'''
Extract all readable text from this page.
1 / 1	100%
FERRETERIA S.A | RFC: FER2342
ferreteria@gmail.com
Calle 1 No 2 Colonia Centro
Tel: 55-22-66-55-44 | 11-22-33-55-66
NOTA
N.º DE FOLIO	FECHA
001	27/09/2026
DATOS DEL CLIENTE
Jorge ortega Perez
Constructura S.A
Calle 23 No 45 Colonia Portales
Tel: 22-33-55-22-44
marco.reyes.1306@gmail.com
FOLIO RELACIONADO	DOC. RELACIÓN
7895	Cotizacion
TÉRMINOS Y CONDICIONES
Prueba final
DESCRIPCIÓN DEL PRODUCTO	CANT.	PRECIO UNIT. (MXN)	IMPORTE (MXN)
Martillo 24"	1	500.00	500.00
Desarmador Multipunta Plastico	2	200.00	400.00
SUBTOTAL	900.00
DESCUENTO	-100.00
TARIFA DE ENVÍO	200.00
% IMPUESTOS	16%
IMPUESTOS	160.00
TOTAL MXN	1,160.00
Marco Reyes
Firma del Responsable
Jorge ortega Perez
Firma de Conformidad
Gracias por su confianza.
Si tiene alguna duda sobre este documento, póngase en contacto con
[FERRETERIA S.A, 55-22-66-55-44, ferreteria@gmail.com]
'''
Write out the entries in full, exactly as given.

Exercise response ▸
Extract all readable text from this page.
1 / 1	100%
FERRETERIA S.A | RFC: FER2342
ferreteria@gmail.com
Calle 1 No 2 Colonia Centro
Tel: 55-22-66-55-44 | 11-22-33-55-66
NOTA
N.º DE FOLIO	FECHA
001	27/09/2026
DATOS DEL CLIENTE
Jorge ortega Perez
Constructura S.A
Calle 23 No 45 Colonia Portales
Tel: 22-33-55-22-44
marco.reyes.1306@gmail.com
FOLIO RELACIONADO	DOC. RELACIÓN
7895	Cotizacion
TÉRMINOS Y CONDICIONES
Prueba final
DESCRIPCIÓN DEL PRODUCTO	CANT.	PRECIO UNIT. (MXN)	IMPORTE (MXN)
Martillo 24"	1	500.00	500.00
Desarmador Multipunta Plastico	2	200.00	400.00
SUBTOTAL	900.00
DESCUENTO	-100.00
TARIFA DE ENVÍO	200.00
% IMPUESTOS	16%
IMPUESTOS	160.00
TOTAL MXN	1,160.00
Marco Reyes
Firma del Responsable
Jorge ortega Perez
Firma de Conformidad
Gracias por su confianza.
Si tiene alguna duda sobre este documento, póngase en contacto con
[FERRETERIA S.A, 55-22-66-55-44, ferreteria@gmail.com]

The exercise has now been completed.